[TEXT]
No, this issue is specific to using the option ‘Use Complex Collision As Simple’ instead of proper collision (like your object is using).

You issue sounds like an older known landscape collision problem. If you would like to create a new report in the bug section for this, please feel free.

Cheers,

TJ

Nah, if it’s a known problem then why create new reports.

Hi TJ.
I am having issues with fall-through for small physics objects, (20 - 30 units or so) even using simple auto-generated collision on a completely flat floor. If the character walks into the objects, they shoot off and often end up disappearing below the floor. Sometimes even just dropping them from a small height is enough for them to fall through.

I find it hard to believe that PhysX can be this unstable, what I’m seeing is not even close to being acceptable and it’s making me think I just won’t be able to make use of physics in my project at all. Is there something I should/shouldn’t be doing that I’m missing? Do I need to enable CCD for all small objects or something? Are there other parameters I can configure to make things more stable? Thanks.
[/TEXT]
[DATA]
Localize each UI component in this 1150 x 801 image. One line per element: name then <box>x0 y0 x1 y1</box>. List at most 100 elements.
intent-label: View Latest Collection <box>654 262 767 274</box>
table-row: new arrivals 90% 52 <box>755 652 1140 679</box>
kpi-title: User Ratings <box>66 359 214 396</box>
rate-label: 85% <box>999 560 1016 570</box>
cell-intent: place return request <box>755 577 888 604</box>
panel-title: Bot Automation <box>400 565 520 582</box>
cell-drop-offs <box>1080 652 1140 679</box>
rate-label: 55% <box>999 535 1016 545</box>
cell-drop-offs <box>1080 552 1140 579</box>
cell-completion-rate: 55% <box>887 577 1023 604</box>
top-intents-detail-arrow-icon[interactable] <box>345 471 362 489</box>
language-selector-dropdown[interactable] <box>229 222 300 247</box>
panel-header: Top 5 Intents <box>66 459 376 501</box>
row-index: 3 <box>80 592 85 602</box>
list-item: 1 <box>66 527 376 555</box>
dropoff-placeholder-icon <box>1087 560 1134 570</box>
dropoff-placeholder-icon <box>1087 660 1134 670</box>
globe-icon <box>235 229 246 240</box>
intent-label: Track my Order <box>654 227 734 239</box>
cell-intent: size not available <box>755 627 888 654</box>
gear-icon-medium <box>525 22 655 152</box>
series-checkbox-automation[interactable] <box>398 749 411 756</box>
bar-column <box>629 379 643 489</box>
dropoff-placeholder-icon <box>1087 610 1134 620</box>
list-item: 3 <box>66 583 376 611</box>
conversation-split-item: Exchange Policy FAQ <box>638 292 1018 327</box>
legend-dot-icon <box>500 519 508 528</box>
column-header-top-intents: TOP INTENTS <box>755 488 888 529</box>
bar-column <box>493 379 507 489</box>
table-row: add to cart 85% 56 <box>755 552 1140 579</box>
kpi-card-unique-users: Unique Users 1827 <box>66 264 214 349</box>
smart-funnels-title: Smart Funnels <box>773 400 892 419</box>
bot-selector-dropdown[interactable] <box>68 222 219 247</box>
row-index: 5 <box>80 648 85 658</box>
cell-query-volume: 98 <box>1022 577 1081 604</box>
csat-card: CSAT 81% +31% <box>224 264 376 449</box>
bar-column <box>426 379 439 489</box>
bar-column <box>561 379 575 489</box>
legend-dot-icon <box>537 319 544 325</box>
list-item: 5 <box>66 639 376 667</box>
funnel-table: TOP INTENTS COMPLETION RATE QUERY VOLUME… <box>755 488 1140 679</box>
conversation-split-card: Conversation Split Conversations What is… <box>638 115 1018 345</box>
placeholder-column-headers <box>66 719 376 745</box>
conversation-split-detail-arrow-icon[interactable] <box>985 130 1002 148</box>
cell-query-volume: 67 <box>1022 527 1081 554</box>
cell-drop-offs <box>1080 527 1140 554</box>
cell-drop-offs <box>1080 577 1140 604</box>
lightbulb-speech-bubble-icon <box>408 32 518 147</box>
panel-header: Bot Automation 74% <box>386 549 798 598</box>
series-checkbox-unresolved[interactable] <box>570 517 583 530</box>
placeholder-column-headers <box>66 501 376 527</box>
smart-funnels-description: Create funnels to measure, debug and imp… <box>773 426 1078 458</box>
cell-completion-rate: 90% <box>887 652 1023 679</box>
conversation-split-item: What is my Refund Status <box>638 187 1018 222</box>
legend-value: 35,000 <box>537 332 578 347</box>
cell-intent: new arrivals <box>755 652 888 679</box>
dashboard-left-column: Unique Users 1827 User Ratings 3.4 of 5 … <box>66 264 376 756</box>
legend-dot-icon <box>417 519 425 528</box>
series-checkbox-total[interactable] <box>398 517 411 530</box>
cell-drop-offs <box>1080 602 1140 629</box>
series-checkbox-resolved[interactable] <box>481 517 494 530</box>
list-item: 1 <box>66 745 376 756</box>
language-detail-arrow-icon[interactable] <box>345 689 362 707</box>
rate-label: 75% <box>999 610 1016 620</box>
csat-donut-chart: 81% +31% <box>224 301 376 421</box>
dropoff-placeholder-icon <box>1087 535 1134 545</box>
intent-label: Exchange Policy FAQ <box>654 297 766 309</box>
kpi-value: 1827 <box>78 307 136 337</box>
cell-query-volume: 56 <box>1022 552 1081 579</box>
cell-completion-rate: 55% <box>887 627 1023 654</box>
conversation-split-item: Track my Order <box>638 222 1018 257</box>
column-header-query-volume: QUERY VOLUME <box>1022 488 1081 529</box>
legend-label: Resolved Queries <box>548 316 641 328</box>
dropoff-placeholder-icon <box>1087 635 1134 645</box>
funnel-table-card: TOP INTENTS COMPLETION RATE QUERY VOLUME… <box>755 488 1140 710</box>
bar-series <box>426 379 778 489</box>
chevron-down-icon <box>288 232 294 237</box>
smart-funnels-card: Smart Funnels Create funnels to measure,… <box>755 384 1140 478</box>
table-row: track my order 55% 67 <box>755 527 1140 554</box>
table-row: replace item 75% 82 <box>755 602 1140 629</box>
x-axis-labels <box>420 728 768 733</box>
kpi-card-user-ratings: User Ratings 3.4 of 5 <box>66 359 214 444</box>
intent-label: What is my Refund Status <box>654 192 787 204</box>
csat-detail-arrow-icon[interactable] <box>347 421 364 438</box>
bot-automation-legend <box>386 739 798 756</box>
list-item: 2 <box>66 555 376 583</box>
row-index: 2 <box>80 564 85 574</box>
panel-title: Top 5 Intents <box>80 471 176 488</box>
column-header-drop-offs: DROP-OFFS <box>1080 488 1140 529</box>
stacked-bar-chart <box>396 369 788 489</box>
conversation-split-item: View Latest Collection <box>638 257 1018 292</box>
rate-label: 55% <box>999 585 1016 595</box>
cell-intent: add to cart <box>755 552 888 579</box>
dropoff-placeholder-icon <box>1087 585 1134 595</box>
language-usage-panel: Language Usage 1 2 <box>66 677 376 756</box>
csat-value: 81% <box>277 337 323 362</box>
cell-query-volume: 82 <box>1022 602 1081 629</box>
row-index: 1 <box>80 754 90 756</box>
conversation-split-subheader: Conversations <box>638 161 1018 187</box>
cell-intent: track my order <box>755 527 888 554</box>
[/DATA]
**EXERCISES:**
[1] From the forum thread on physics collision, write out the passage from "No, this issue" up to and including "to fall through.".
[2] Resume the forum thread on physics objects falling through the floor, continuing on from its final sentence.

**ANSWERS TO THE TASKS:**
[1]
No, this issue is specific to using the option ‘Use Complex Collision As Simple’ instead of proper collision (like your object is using).

You issue sounds like an older known landscape collision problem. If you would like to create a new report in the bug section for this, please feel free.

Cheers,

TJ

Nah, if it’s a known problem then why create new reports.

Hi TJ.
I am having issues with fall-through for small physics objects, (20 - 30 units or so) even using simple auto-generated collision on a completely flat floor. If the character walks into the objects, they shoot off and often end up disappearing below the floor. Sometimes even just dropping them from a small height is enough for them to fall through.

[2]
Hi kamrann,

Small object physics collision can be a little strange, this is just a limitation of PhysX in UE4. It’s best to scale your game up if possible. I explain it in a bit more detail here.

If you still feel that what you are doing should work in the engine, please post a new report in the Bug Report section. Make sure to include sceenshots and test assets.

Cheers,

TJ

Thanks for the quick response TJ. I’ll do some tests with things scaled up and see how I go. I suppose there is no way built into the engine to make this scale easily adjustable, so that if at some point I wanted to tweak it I would be able to do so without having to manually go through changing values all over the place? In code I suppose I could have a global constant which I use everywhere, but for objects placed in the level editor…?

Based on the discussion here it seems that one can not at all rely on physics together with terrain when using UE4? I’d have expected my trivial red bomb which is grossly oversized to be able to hit the ground when it falls using gravity, but it often does not. The mesh is as simple as it gets, the collider can’t really be simpler and my terrain is not magical at all. My guess is that UE4 is a bit too slow on OSX and the physics updates too rarely and things will just slip through. In Unity I never had similar problems, even on much less powerful hardware.

Is the best way to just skip physics entirely and do manual physics approximations in C++ or will these bugs actually be fixed one day?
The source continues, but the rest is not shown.